**Record list**
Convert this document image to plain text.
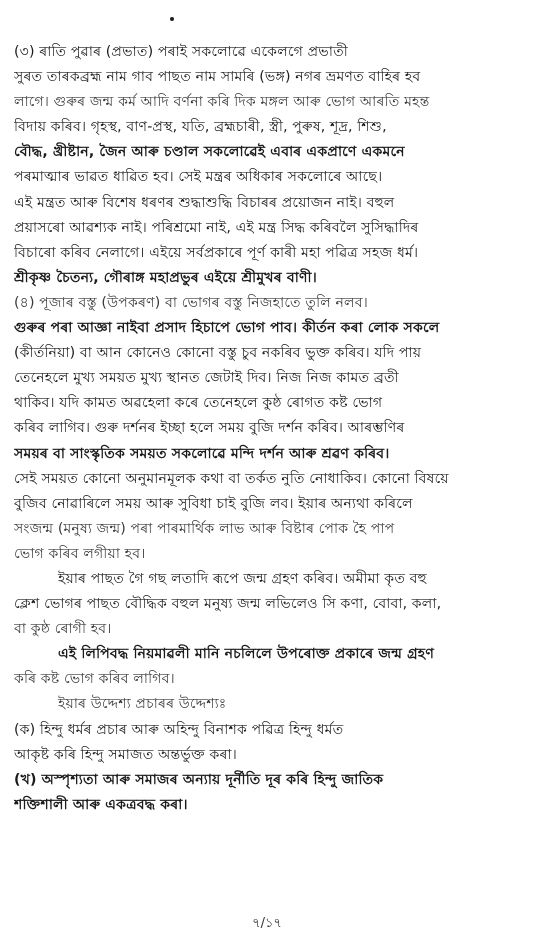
(৩) ৰাতি পুৱাৰ (প্ৰভাত) পৰাই সকলোৱে একেলগে প্ৰভাতী
সুৰত তাৰকব্ৰহ্ম নাম গাব পাছত নাম সামৰি (ভঙ্গ) নগৰ ভ্ৰমণত বাহিৰ হব
লাগে। গুৰুৰ জন্ম কৰ্ম আদি বৰ্ণনা কৰি দিক মঙ্গল আৰু ভোগ আৰতি মহন্ত
বিদায় কৰিব। গৃহস্থ, বাণ-প্ৰস্থ, যতি, ব্ৰহ্মচাৰী, স্ত্ৰী, পুৰুষ, শূদ্ৰ, শিশু,
বৌদ্ধ, খ্ৰীষ্টান, জৈন আৰু চণ্ডাল সকলোৱেই এবাৰ একপ্ৰাণে একমনে
পৰমাত্মাৰ ভাৱত ধাৱিত হব। সেই মন্ত্ৰৰ অধিকাৰ সকলোৰে আছে।
এই মন্ত্ৰত আৰু বিশেষ ধৰণৰ শুদ্ধাশুদ্ধি বিচাৰৰ প্ৰয়োজন নাই। বহুল
প্ৰয়াসৰো আৱশ্যক নাই। পৰিশ্ৰমো নাই, এই মন্ত্ৰ সিদ্ধ কৰিবলৈ সুসিদ্ধাদিৰ
বিচাৰো কৰিব নেলাগে। এইয়ে সৰ্বপ্ৰকাৰে পূৰ্ণ কাৰী মহা পৱিত্ৰ সহজ ধৰ্ম।
শ্ৰীকৃষ্ণ চৈতন্য, গৌৰাঙ্গ মহাপ্ৰভুৰ এইয়ে শ্ৰীমুখৰ বাণী।
(৪) পূজাৰ বস্তু (উপকৰণ) বা ভোগৰ বস্তু নিজহাতে তুলি নলব।
গুৰুৰ পৰা আজ্ঞা নাইবা প্ৰসাদ হিচাপে ভোগ পাব। কীৰ্তন কৰা লোক সকলে
(কীৰ্তনিয়া) বা আন কোনেও কোনো বস্তু চুব নকৰিব ভুক্ত কৰিব। যদি পায়
তেনেহলে মুখ্য সময়ত মুখ্য স্থানত জেটাই দিব। নিজ নিজ কামত ব্ৰতী
থাকিব। যদি কামত অৱহেলা কৰে তেনেহলে কুষ্ঠ ৰোগত কষ্ট ভোগ
কৰিব লাগিব। গুৰু দৰ্শনৰ ইচ্ছা হলে সময় বুজি দৰ্শন কৰিব। আৰম্ভণিৰ
সময়ৰ বা সাংস্কৃতিক সময়ত সকলোৱে মন্দি দৰ্শন আৰু শ্ৰৱণ কৰিব।
সেই সময়ত কোনো অনুমানমূলক কথা বা তৰ্কত নুতি নোধাকিব। কোনো বিষয়ে
বুজিব নোৱাৰিলে সময় আৰু সুবিধা চাই বুজি লব। ইয়াৰ অন্যথা কৰিলে
সংজন্ম (মনুষ্য জন্ম) পৰা পাৰমাৰ্থিক লাভ আৰু বিষ্টাৰ পোক হৈ পাপ
ভোগ কৰিব লগীয়া হব।
ইয়াৰ পাছত গৈ গছ লতাদি ৰূপে জন্ম গ্ৰহণ কৰিব। অমীমা কৃত বহু
ক্লেশ ভোগৰ পাছত বৌদ্ধিক বহুল মনুষ্য জন্ম লভিলেও সি কণা, বোবা, কলা,
বা কুষ্ঠ ৰোগী হব।
এই লিপিবদ্ধ নিয়মাৱলী মানি নচলিলে উপৰোক্ত প্ৰকাৰে জন্ম গ্ৰহণ
কৰি কষ্ট ভোগ কৰিব লাগিব।
ইয়াৰ উদ্দেশ্য প্ৰচাৰৰ উদ্দেশ্যঃ
(ক) হিন্দু ধৰ্মৰ প্ৰচাৰ আৰু অহিন্দু বিনাশক পৱিত্ৰ হিন্দু ধৰ্মত
আকৃষ্ট কৰি হিন্দু সমাজত অন্তৰ্ভুক্ত কৰা।
(খ) অস্পৃশ্যতা আৰু সমাজৰ অন্যায় দূৰ্নীতি দূৰ কৰি হিন্দু জাতিক
শক্তিশালী আৰু একত্ৰবদ্ধ কৰা।
৭/১৭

**Given exercise**
Reproduce the data word for word, excluding its pictures.

**Output of the exercise**
Convert this document image to plain text.
(৩) ৰাতি পুৱাৰ (প্ৰভাত) পৰাই সকলোৱে একেলগে প্ৰভাতী
সুৰত তাৰকব্ৰহ্ম নাম গাব পাছত নাম সামৰি (ভঙ্গ) নগৰ ভ্ৰমণত বাহিৰ হব
লাগে। গুৰুৰ জন্ম কৰ্ম আদি বৰ্ণনা কৰি দিক মঙ্গল আৰু ভোগ আৰতি মহন্ত
বিদায় কৰিব। গৃহস্থ, বাণ-প্ৰস্থ, যতি, ব্ৰহ্মচাৰী, স্ত্ৰী, পুৰুষ, শূদ্ৰ, শিশু,
বৌদ্ধ, খ্ৰীষ্টান, জৈন আৰু চণ্ডাল সকলোৱেই এবাৰ একপ্ৰাণে একমনে
পৰমাত্মাৰ ভাৱত ধাৱিত হব। সেই মন্ত্ৰৰ অধিকাৰ সকলোৰে আছে।
এই মন্ত্ৰত আৰু বিশেষ ধৰণৰ শুদ্ধাশুদ্ধি বিচাৰৰ প্ৰয়োজন নাই। বহুল
প্ৰয়াসৰো আৱশ্যক নাই। পৰিশ্ৰমো নাই, এই মন্ত্ৰ সিদ্ধ কৰিবলৈ সুসিদ্ধাদিৰ
বিচাৰো কৰিব নেলাগে। এইয়ে সৰ্বপ্ৰকাৰে পূৰ্ণ কাৰী মহা পৱিত্ৰ সহজ ধৰ্ম।
শ্ৰীকৃষ্ণ চৈতন্য, গৌৰাঙ্গ মহাপ্ৰভুৰ এইয়ে শ্ৰীমুখৰ বাণী।
(৪) পূজাৰ বস্তু (উপকৰণ) বা ভোগৰ বস্তু নিজহাতে তুলি নলব।
গুৰুৰ পৰা আজ্ঞা নাইবা প্ৰসাদ হিচাপে ভোগ পাব। কীৰ্তন কৰা লোক সকলে
(কীৰ্তনিয়া) বা আন কোনেও কোনো বস্তু চুব নকৰিব ভুক্ত কৰিব। যদি পায়
তেনেহলে মুখ্য সময়ত মুখ্য স্থানত জেটাই দিব। নিজ নিজ কামত ব্ৰতী
থাকিব। যদি কামত অৱহেলা কৰে তেনেহলে কুষ্ঠ ৰোগত কষ্ট ভোগ
কৰিব লাগিব। গুৰু দৰ্শনৰ ইচ্ছা হলে সময় বুজি দৰ্শন কৰিব। আৰম্ভণিৰ
সময়ৰ বা সাংস্কৃতিক সময়ত সকলোৱে মন্দি দৰ্শন আৰু শ্ৰৱণ কৰিব।
সেই সময়ত কোনো অনুমানমূলক কথা বা তৰ্কত নুতি নোধাকিব। কোনো বিষয়ে
বুজিব নোৱাৰিলে সময় আৰু সুবিধা চাই বুজি লব। ইয়াৰ অন্যথা কৰিলে
সংজন্ম (মনুষ্য জন্ম) পৰা পাৰমাৰ্থিক লাভ আৰু বিষ্টাৰ পোক হৈ পাপ
ভোগ কৰিব লগীয়া হব।
ইয়াৰ পাছত গৈ গছ লতাদি ৰূপে জন্ম গ্ৰহণ কৰিব। অমীমা কৃত বহু
ক্লেশ ভোগৰ পাছত বৌদ্ধিক বহুল মনুষ্য জন্ম লভিলেও সি কণা, বোবা, কলা,
বা কুষ্ঠ ৰোগী হব।
এই লিপিবদ্ধ নিয়মাৱলী মানি নচলিলে উপৰোক্ত প্ৰকাৰে জন্ম গ্ৰহণ
কৰি কষ্ট ভোগ কৰিব লাগিব।
ইয়াৰ উদ্দেশ্য প্ৰচাৰৰ উদ্দেশ্যঃ
(ক) হিন্দু ধৰ্মৰ প্ৰচাৰ আৰু অহিন্দু বিনাশক পৱিত্ৰ হিন্দু ধৰ্মত
আকৃষ্ট কৰি হিন্দু সমাজত অন্তৰ্ভুক্ত কৰা।
(খ) অস্পৃশ্যতা আৰু সমাজৰ অন্যায় দূৰ্নীতি দূৰ কৰি হিন্দু জাতিক
শক্তিশালী আৰু একত্ৰবদ্ধ কৰা।
৭/১৭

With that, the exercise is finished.